The problem>
Pick out every line in the data below that holds "CIAO".
# START OF Provided data
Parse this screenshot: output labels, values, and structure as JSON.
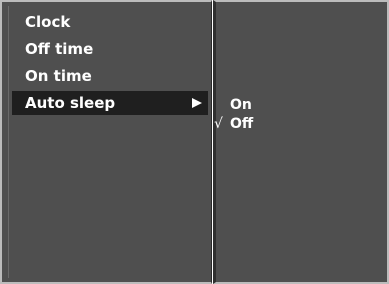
{
  "menu": {
    "items": [
      {
        "label": "Clock"
      },
      {
        "label": "Off time"
      },
      {
        "label": "On time"
      },
      {
        "label": "Auto sleep"
      }
    ],
    "selected_index": 3,
    "submenu_indicator_icon": "triangle-right-icon"
  },
  "submenu": {
    "options": [
      {
        "label": "On",
        "checked": false
      },
      {
        "label": "Off",
        "checked": true
      }
    ],
    "check_mark": "√"
  },
  "colors": {
    "panel_bg": "#4f4f4f",
    "selected_bg": "#1f1f1f",
    "text": "#ffffff",
    "frame": "#bcbcbc"
  }
}
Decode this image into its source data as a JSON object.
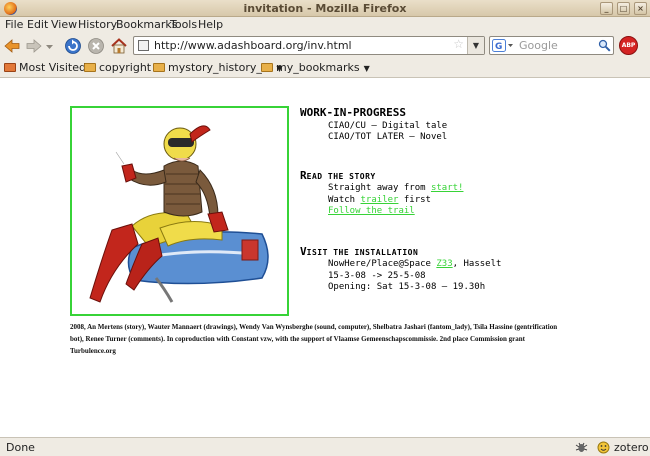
{
  "window": {
    "title": "invitation - Mozilla Firefox",
    "controls": [
      "_",
      "□",
      "×"
    ]
  },
  "menu": [
    "File",
    "Edit",
    "View",
    "History",
    "Bookmarks",
    "Tools",
    "Help"
  ],
  "navbar": {
    "url": "http://www.adashboard.org/inv.html",
    "search_placeholder": "Google",
    "adblock_label": "ABP"
  },
  "bookmarks": [
    "Most Visited",
    "copyright",
    "mystory_history_...",
    "my_bookmarks"
  ],
  "page": {
    "sections": {
      "wip": {
        "heading": "WORK-IN-PROGRESS",
        "lines": [
          "CIAO/CU – Digital tale",
          "CIAO/TOT LATER – Novel"
        ]
      },
      "read": {
        "heading_initial": "R",
        "heading_rest": "EAD THE STORY",
        "line1_prefix": "Straight away from ",
        "line1_link": "start!",
        "line2_prefix": "Watch ",
        "line2_link": "trailer",
        "line2_suffix": " first",
        "line3_link": "Follow the trail"
      },
      "visit": {
        "heading_initial": "V",
        "heading_rest": "ISIT THE INSTALLATION",
        "line1_prefix": "NowHere/Place@Space ",
        "line1_link": "Z33",
        "line1_suffix": ", Hasselt",
        "line2": "15-3-08 -> 25-5-08",
        "line3": "Opening: Sat 15-3-08 – 19.30h"
      }
    },
    "credits": "2008, An Mertens (story), Wauter Mannaert (drawings), Wendy Van Wynsberghe (sound, computer), Shelbatra Jashari (fantom_lady), Tsila Hassine (gentrification bot), Renee Turner (comments). In coproduction with Constant vzw, with the support of Vlaamse Gemeenschapscommissie. 2nd place Commission grant Turbulence.org"
  },
  "status": {
    "text": "Done",
    "zotero": "zotero"
  },
  "colors": {
    "link_green": "#37d337",
    "chrome_bg": "#efebe3"
  }
}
# END OF Provided data
Exercise result>
          "CIAO/CU – Digital tale",
          "CIAO/TOT LATER – Novel"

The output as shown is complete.